▶ _Required work_
Find the lines in these entries that include the word "Roundabout" and state how many there are, with no other words.

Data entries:

☆ ☆ ☆ ☆ ☆ ☆ ☆

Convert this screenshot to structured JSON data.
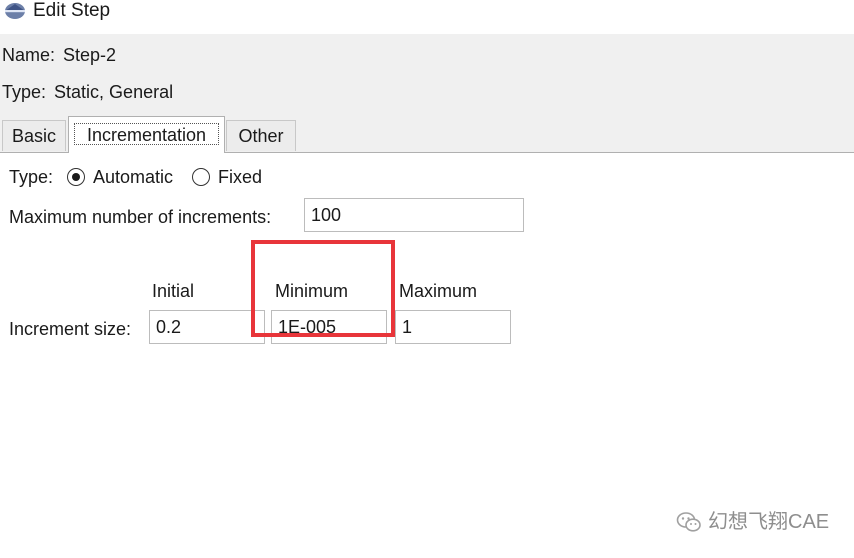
{
  "window": {
    "title": "Edit Step",
    "icon": "step-diamond-icon"
  },
  "step": {
    "name_label": "Name:",
    "name_value": "Step-2",
    "type_label": "Type:",
    "type_value": "Static, General"
  },
  "tabs": [
    {
      "label": "Basic",
      "active": false
    },
    {
      "label": "Incrementation",
      "active": true
    },
    {
      "label": "Other",
      "active": false
    }
  ],
  "incrementation": {
    "type_label": "Type:",
    "options": [
      {
        "label": "Automatic",
        "selected": true
      },
      {
        "label": "Fixed",
        "selected": false
      }
    ],
    "max_increments_label": "Maximum number of increments:",
    "max_increments_value": "100",
    "increment_size_label": "Increment size:",
    "columns": {
      "initial": "Initial",
      "minimum": "Minimum",
      "maximum": "Maximum"
    },
    "values": {
      "initial": "0.2",
      "minimum": "1E-005",
      "maximum": "1"
    }
  },
  "annotation": {
    "highlight_color": "#e8353a"
  },
  "watermark": {
    "text": "幻想飞翔CAE",
    "icon": "wechat-icon"
  }
}
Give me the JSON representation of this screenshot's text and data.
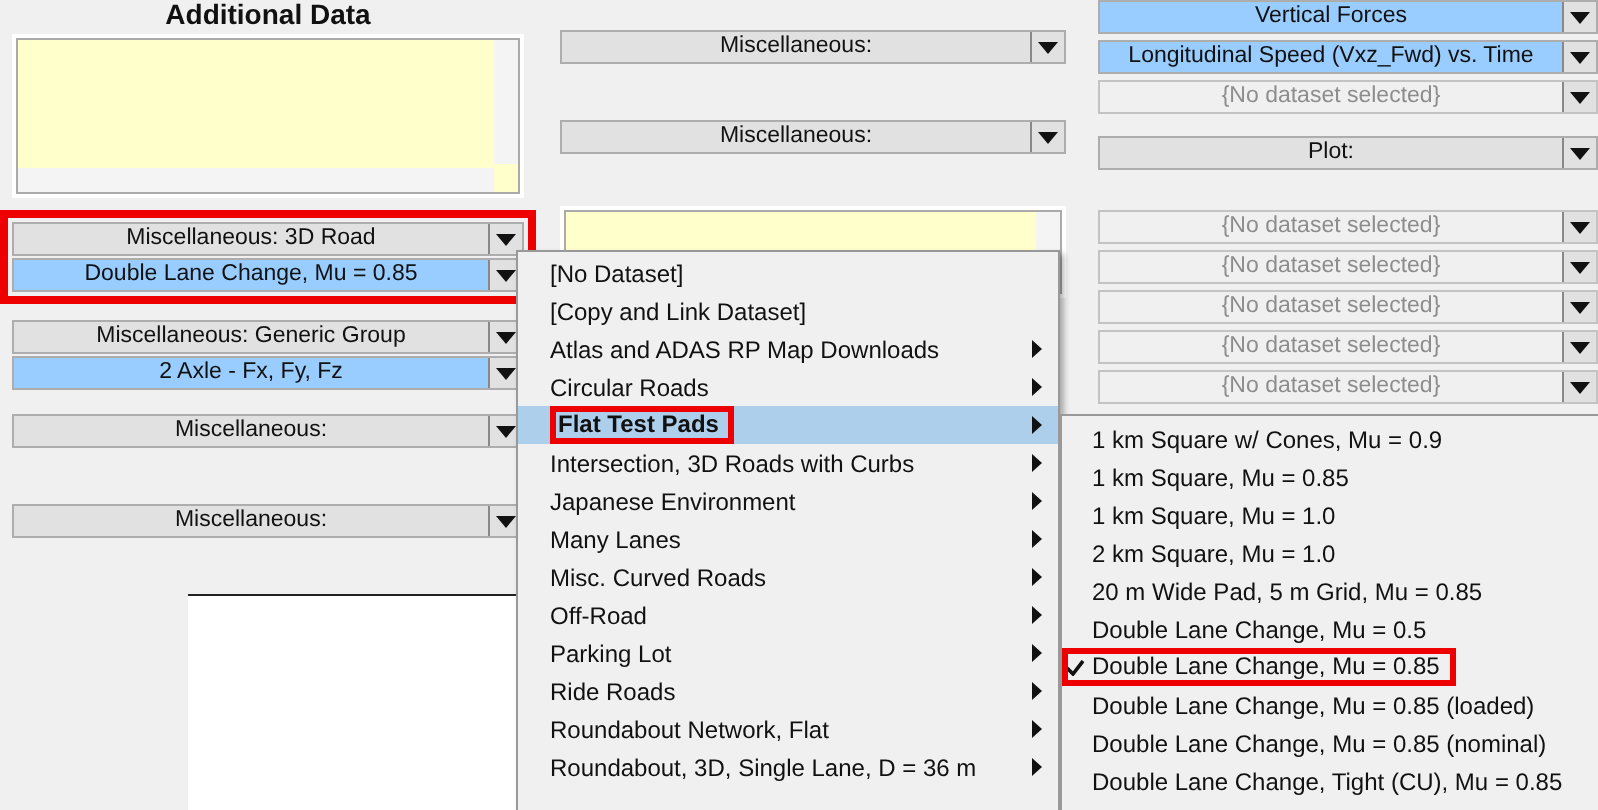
{
  "left_panel": {
    "title": "Additional Data",
    "groups": [
      [
        {
          "text": "Miscellaneous: 3D Road",
          "kind": "gray"
        },
        {
          "text": "Double Lane Change, Mu = 0.85",
          "kind": "blue"
        }
      ],
      [
        {
          "text": "Miscellaneous: Generic Group",
          "kind": "gray"
        },
        {
          "text": "2 Axle - Fx, Fy, Fz",
          "kind": "blue"
        }
      ],
      [
        {
          "text": "Miscellaneous:",
          "kind": "gray"
        }
      ],
      [
        {
          "text": "Miscellaneous:",
          "kind": "gray"
        }
      ]
    ]
  },
  "middle_panel": {
    "dropdowns": [
      {
        "text": "Miscellaneous:",
        "kind": "gray"
      },
      {
        "text": "Miscellaneous:",
        "kind": "gray"
      }
    ]
  },
  "right_panel": {
    "groups": [
      [
        {
          "text": "Vertical Forces",
          "kind": "blue"
        },
        {
          "text": "Longitudinal Speed (Vxz_Fwd) vs. Time",
          "kind": "blue"
        },
        {
          "text": "{No dataset selected}",
          "kind": "empty"
        },
        {
          "text": "Plot:",
          "kind": "gray"
        }
      ],
      [
        {
          "text": "{No dataset selected}",
          "kind": "empty"
        },
        {
          "text": "{No dataset selected}",
          "kind": "empty"
        },
        {
          "text": "{No dataset selected}",
          "kind": "empty"
        },
        {
          "text": "{No dataset selected}",
          "kind": "empty"
        },
        {
          "text": "{No dataset selected}",
          "kind": "empty"
        }
      ]
    ]
  },
  "menu": {
    "items": [
      {
        "label": "[No Dataset]",
        "submenu": false,
        "selected": false
      },
      {
        "label": "[Copy and Link Dataset]",
        "submenu": false,
        "selected": false
      },
      {
        "label": "Atlas and ADAS RP Map Downloads",
        "submenu": true,
        "selected": false
      },
      {
        "label": "Circular Roads",
        "submenu": true,
        "selected": false
      },
      {
        "label": "Flat Test Pads",
        "submenu": true,
        "selected": true
      },
      {
        "label": "Intersection, 3D Roads with Curbs",
        "submenu": true,
        "selected": false
      },
      {
        "label": "Japanese Environment",
        "submenu": true,
        "selected": false
      },
      {
        "label": "Many Lanes",
        "submenu": true,
        "selected": false
      },
      {
        "label": "Misc. Curved Roads",
        "submenu": true,
        "selected": false
      },
      {
        "label": "Off-Road",
        "submenu": true,
        "selected": false
      },
      {
        "label": "Parking Lot",
        "submenu": true,
        "selected": false
      },
      {
        "label": "Ride Roads",
        "submenu": true,
        "selected": false
      },
      {
        "label": "Roundabout Network, Flat",
        "submenu": true,
        "selected": false
      },
      {
        "label": "Roundabout, 3D, Single Lane, D = 36 m",
        "submenu": true,
        "selected": false
      }
    ]
  },
  "submenu": {
    "items": [
      {
        "label": "1 km Square w/ Cones, Mu = 0.9",
        "checked": false
      },
      {
        "label": "1 km Square, Mu = 0.85",
        "checked": false
      },
      {
        "label": "1 km Square, Mu = 1.0",
        "checked": false
      },
      {
        "label": "2 km Square, Mu = 1.0",
        "checked": false
      },
      {
        "label": "20 m Wide Pad, 5 m Grid, Mu = 0.85",
        "checked": false
      },
      {
        "label": "Double Lane Change, Mu = 0.5",
        "checked": false
      },
      {
        "label": "Double Lane Change, Mu = 0.85",
        "checked": true
      },
      {
        "label": "Double Lane Change, Mu = 0.85 (loaded)",
        "checked": false
      },
      {
        "label": "Double Lane Change, Mu = 0.85 (nominal)",
        "checked": false
      },
      {
        "label": "Double Lane Change, Tight (CU), Mu = 0.85",
        "checked": false
      }
    ]
  }
}
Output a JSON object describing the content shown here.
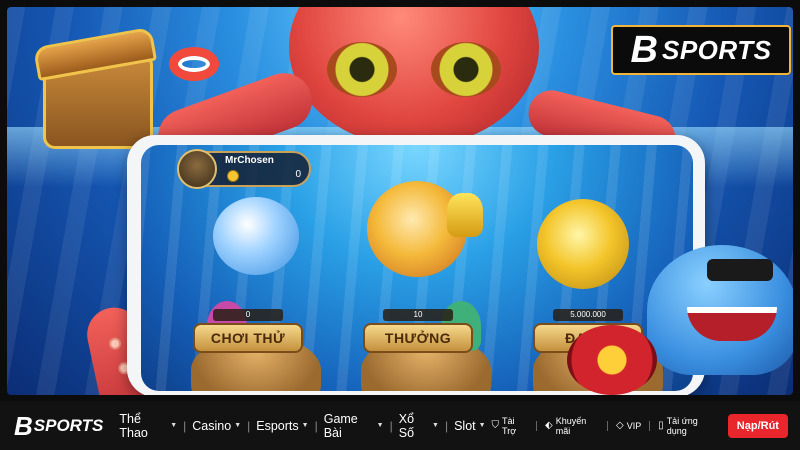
{
  "banner": {
    "logo": {
      "mark": "B",
      "text": "SPORTS"
    },
    "phone": {
      "player": {
        "name": "MrChosen",
        "coins": "0"
      },
      "modes": [
        {
          "label": "CHƠI THỬ",
          "value": "0"
        },
        {
          "label": "THƯỞNG",
          "value": "10"
        },
        {
          "label": "ĐẠI GI",
          "value": "5.000.000"
        }
      ]
    }
  },
  "nav": {
    "logo": {
      "mark": "B",
      "text": "SPORTS"
    },
    "menu": [
      {
        "label": "Thể Thao"
      },
      {
        "label": "Casino"
      },
      {
        "label": "Esports"
      },
      {
        "label": "Game Bài"
      },
      {
        "label": "Xổ Số"
      },
      {
        "label": "Slot"
      }
    ],
    "links": [
      {
        "label": "Tài Trợ",
        "icon": "shield-icon"
      },
      {
        "label": "Khuyến mãi",
        "icon": "tag-icon"
      },
      {
        "label": "VIP",
        "icon": "diamond-icon"
      },
      {
        "label": "Tải ứng dụng",
        "icon": "phone-icon"
      }
    ],
    "cta": "Nạp/Rút"
  }
}
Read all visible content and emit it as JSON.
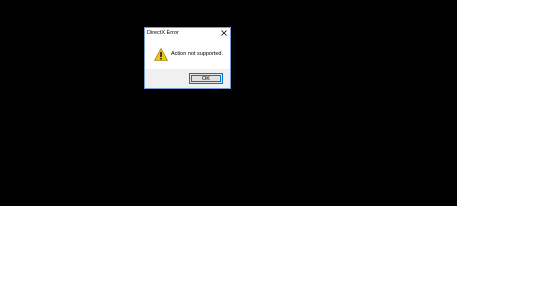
{
  "dialog": {
    "title": "DirectX Error",
    "message": "Action not supported.",
    "ok_label": "OK",
    "icon": "warning-icon",
    "close_icon": "close-icon"
  },
  "colors": {
    "background": "#000000",
    "dialog_border": "#7a9bd1",
    "footer": "#f0f0f0",
    "button_focus": "#0078d7",
    "warning_fill": "#f5c211"
  }
}
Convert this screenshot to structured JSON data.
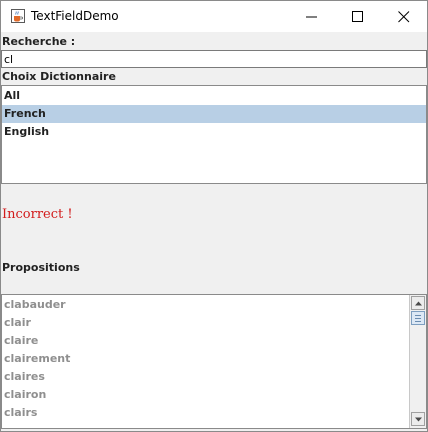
{
  "window": {
    "title": "TextFieldDemo"
  },
  "search": {
    "label": "Recherche :",
    "value": "cl"
  },
  "dictionary": {
    "label": "Choix Dictionnaire",
    "items": [
      "All",
      "French",
      "English"
    ],
    "selected": "French",
    "selected_color": "#b8cfe5"
  },
  "status": {
    "text": "Incorrect !",
    "color": "#d21c1c"
  },
  "propositions": {
    "label": "Propositions",
    "items": [
      "clabauder",
      "clair",
      "claire",
      "clairement",
      "claires",
      "clairon",
      "clairs"
    ]
  }
}
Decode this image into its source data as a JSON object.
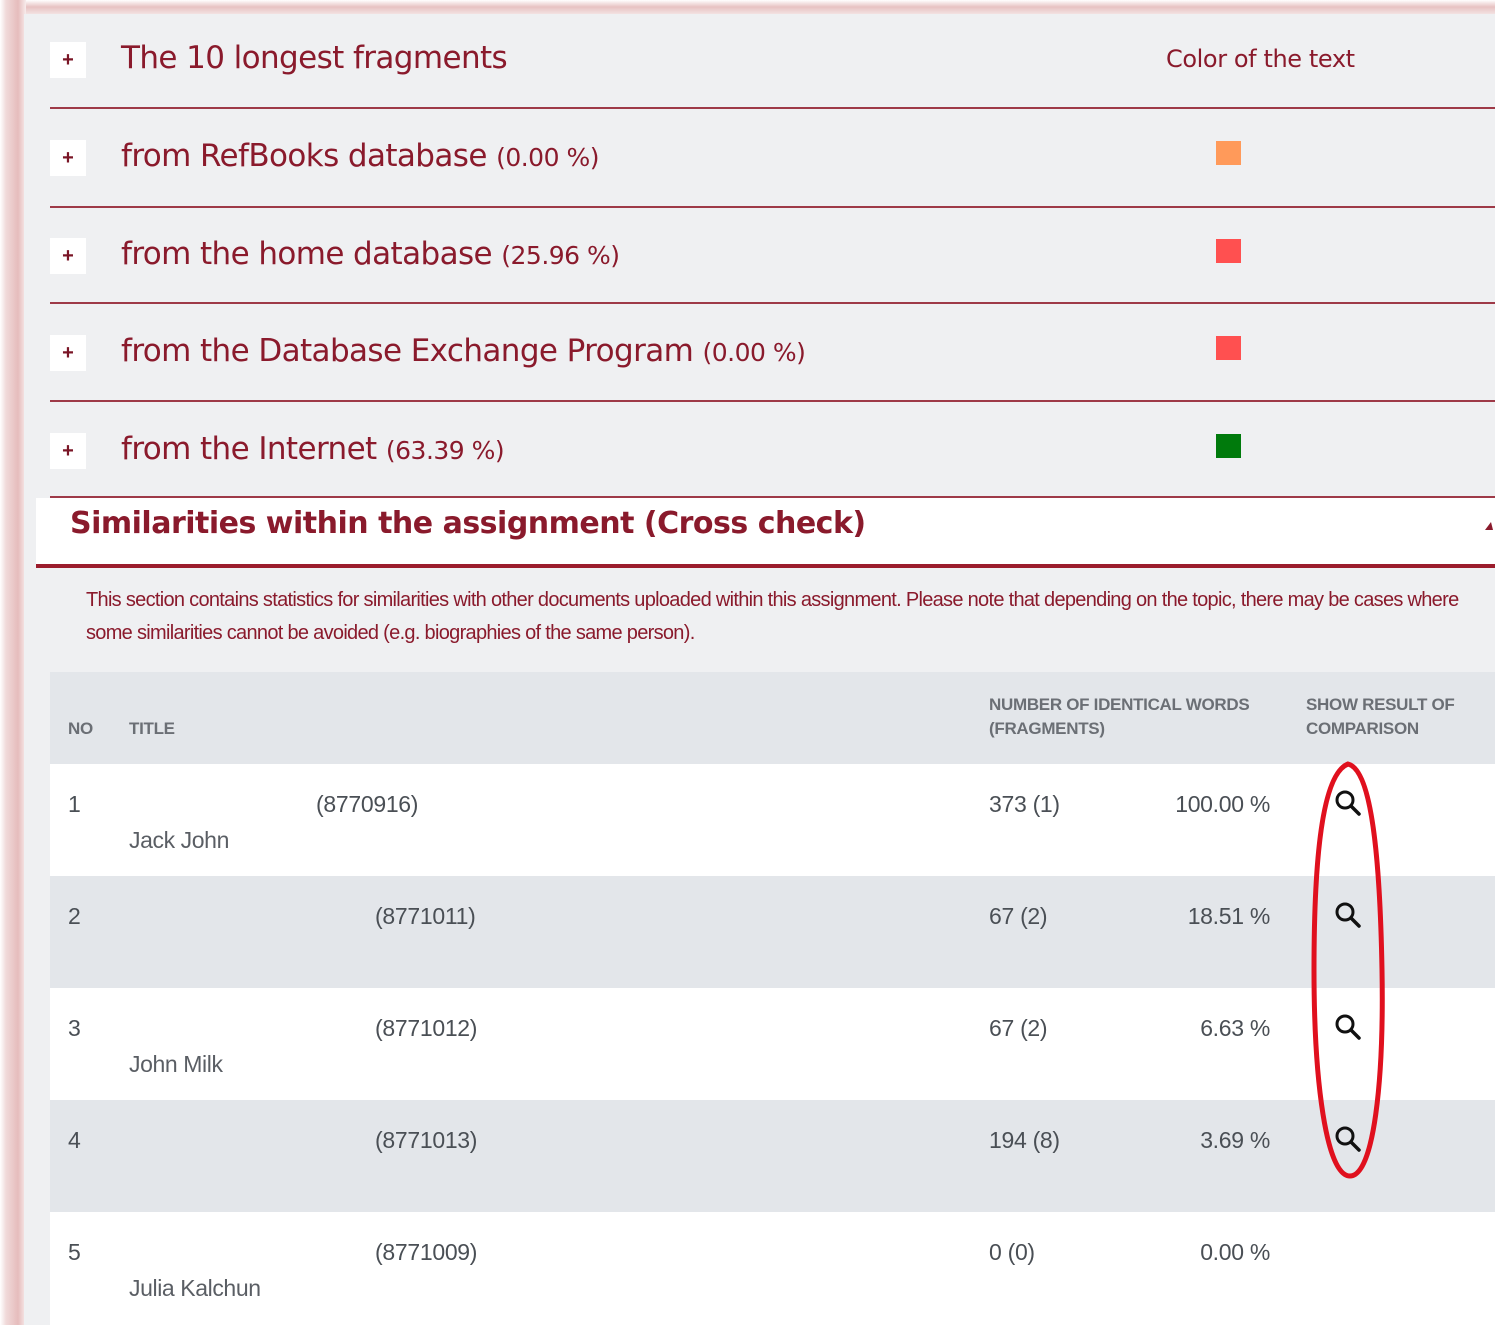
{
  "fragments": {
    "header": {
      "title": "The 10 longest fragments",
      "color_heading": "Color of the text",
      "expand_label": "+"
    },
    "rows": [
      {
        "label": "from RefBooks database",
        "percent": "(0.00 %)",
        "color": "#ff9a5a",
        "expand_label": "+"
      },
      {
        "label": "from the home database",
        "percent": "(25.96 %)",
        "color": "#ff5050",
        "expand_label": "+"
      },
      {
        "label": "from the Database Exchange Program",
        "percent": "(0.00 %)",
        "color": "#ff5050",
        "expand_label": "+"
      },
      {
        "label": "from the Internet",
        "percent": "(63.39 %)",
        "color": "#007a0c",
        "expand_label": "+"
      }
    ]
  },
  "cross_check": {
    "title": "Similarities within the assignment (Cross check)",
    "description": "This section contains statistics for similarities with other documents uploaded within this assignment. Please note that depending on the topic, there may be cases where some similarities cannot be avoided (e.g. biographies of the same person).",
    "table": {
      "headers": {
        "no": "NO",
        "title": "TITLE",
        "words_line1": "NUMBER OF IDENTICAL WORDS",
        "words_line2": "(FRAGMENTS)",
        "show_line1": "SHOW RESULT OF",
        "show_line2": "COMPARISON"
      },
      "rows": [
        {
          "no": "1",
          "id": "(8770916)",
          "author": "Jack John",
          "words": "373 (1)",
          "percent": "100.00 %",
          "has_compare": true
        },
        {
          "no": "2",
          "id": "(8771011)",
          "author": "",
          "words": "67 (2)",
          "percent": "18.51 %",
          "has_compare": true
        },
        {
          "no": "3",
          "id": "(8771012)",
          "author": "John Milk",
          "words": "67 (2)",
          "percent": "6.63 %",
          "has_compare": true
        },
        {
          "no": "4",
          "id": "(8771013)",
          "author": "",
          "words": "194 (8)",
          "percent": "3.69 %",
          "has_compare": true
        },
        {
          "no": "5",
          "id": "(8771009)",
          "author": "Julia Kalchun",
          "words": "0 (0)",
          "percent": "0.00 %",
          "has_compare": false
        }
      ]
    }
  },
  "annotation": {
    "highlight_color": "#e0101e"
  }
}
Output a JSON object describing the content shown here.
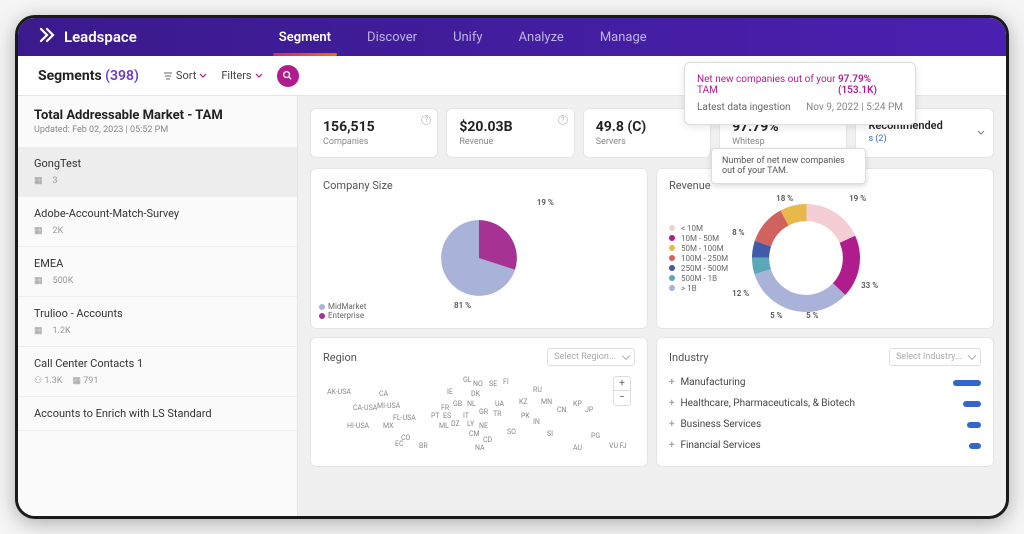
{
  "brand": "Leadspace",
  "nav": {
    "segment": "Segment",
    "discover": "Discover",
    "unify": "Unify",
    "analyze": "Analyze",
    "manage": "Manage"
  },
  "subbar": {
    "title_prefix": "Segments",
    "count": "(398)",
    "sort": "Sort",
    "filters": "Filters"
  },
  "popover": {
    "row1_label": "Net new companies out of your TAM",
    "row1_val": "97.79% (153.1K)",
    "row2_label": "Latest data ingestion",
    "row2_val": "Nov 9, 2022 | 5:24 PM"
  },
  "sidebar": {
    "title": "Total Addressable Market - TAM",
    "updated": "Updated: Feb 02, 2023 | 05:52 PM",
    "items": [
      {
        "name": "GongTest",
        "meta1": "3",
        "meta2": ""
      },
      {
        "name": "Adobe-Account-Match-Survey",
        "meta1": "2K",
        "meta2": ""
      },
      {
        "name": "EMEA",
        "meta1": "500K",
        "meta2": ""
      },
      {
        "name": "Trulioo - Accounts",
        "meta1": "1.2K",
        "meta2": ""
      },
      {
        "name": "Call Center Contacts 1",
        "meta1": "1.3K",
        "meta2": "791"
      },
      {
        "name": "Accounts to Enrich with LS Standard",
        "meta1": "",
        "meta2": ""
      }
    ]
  },
  "kpis": {
    "k1": {
      "val": "156,515",
      "label": "Companies"
    },
    "k2": {
      "val": "$20.03B",
      "label": "Revenue"
    },
    "k3": {
      "val": "49.8 (C)",
      "label": "Servers"
    },
    "k4": {
      "val": "97.79%",
      "label": "Whitesp"
    },
    "rec": {
      "title": "Recommended",
      "sub": "s (2)"
    }
  },
  "tooltip": "Number of net new companies out of your TAM.",
  "panels": {
    "company_size": "Company Size",
    "revenue": "Revenue",
    "region": "Region",
    "industry": "Industry",
    "region_select": "Select Region...",
    "industry_select": "Select Industry..."
  },
  "company_size_legend": {
    "a": "MidMarket",
    "b": "Enterprise"
  },
  "company_size_labels": {
    "a": "81 %",
    "b": "19 %"
  },
  "revenue_legend": [
    "< 10M",
    "10M - 50M",
    "50M - 100M",
    "100M - 250M",
    "250M - 500M",
    "500M - 1B",
    "> 1B"
  ],
  "revenue_labels": {
    "l1": "18 %",
    "l2": "19 %",
    "l3": "8 %",
    "l4": "33 %",
    "l5": "12 %",
    "l6": "5 %",
    "l7": "5 %"
  },
  "map_labels": [
    "AK-USA",
    "CA",
    "GL",
    "IE",
    "GB",
    "FR",
    "NO",
    "SE",
    "FI",
    "RU",
    "PT",
    "ES",
    "IT",
    "DZ",
    "NL",
    "UA",
    "KZ",
    "MN",
    "CN",
    "JP",
    "KP",
    "HI-USA",
    "MI-USA",
    "FL-USA",
    "CA-USA",
    "MX",
    "IN",
    "LY",
    "EC",
    "BR",
    "AU",
    "PG",
    "CD",
    "PK",
    "SI",
    "CO",
    "DK",
    "GR",
    "TR",
    "NA",
    "VU FJ",
    "CM",
    "ML",
    "NE",
    "SO"
  ],
  "industries": [
    "Manufacturing",
    "Healthcare, Pharmaceuticals, & Biotech",
    "Business Services",
    "Financial Services"
  ],
  "chart_data": [
    {
      "type": "pie",
      "title": "Company Size",
      "series": [
        {
          "name": "MidMarket",
          "value": 81,
          "color": "#a9b2d8"
        },
        {
          "name": "Enterprise",
          "value": 19,
          "color": "#a63393"
        }
      ]
    },
    {
      "type": "pie",
      "title": "Revenue",
      "donut": true,
      "series": [
        {
          "name": "< 10M",
          "value": 18,
          "color": "#f4cdd5"
        },
        {
          "name": "10M - 50M",
          "value": 19,
          "color": "#b01c8e"
        },
        {
          "name": "50M - 100M",
          "value": 8,
          "color": "#e8b94a"
        },
        {
          "name": "100M - 250M",
          "value": 33,
          "color": "#a9b2d8"
        },
        {
          "name": "250M - 500M",
          "value": 12,
          "color": "#d0625f"
        },
        {
          "name": "500M - 1B",
          "value": 5,
          "color": "#5aa8b8"
        },
        {
          "name": "> 1B",
          "value": 5,
          "color": "#3f5ba9"
        }
      ]
    }
  ]
}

☆ ☆ ☆ ☆ ☆ ☆ ☆

▶ _Solution to the exercise_
2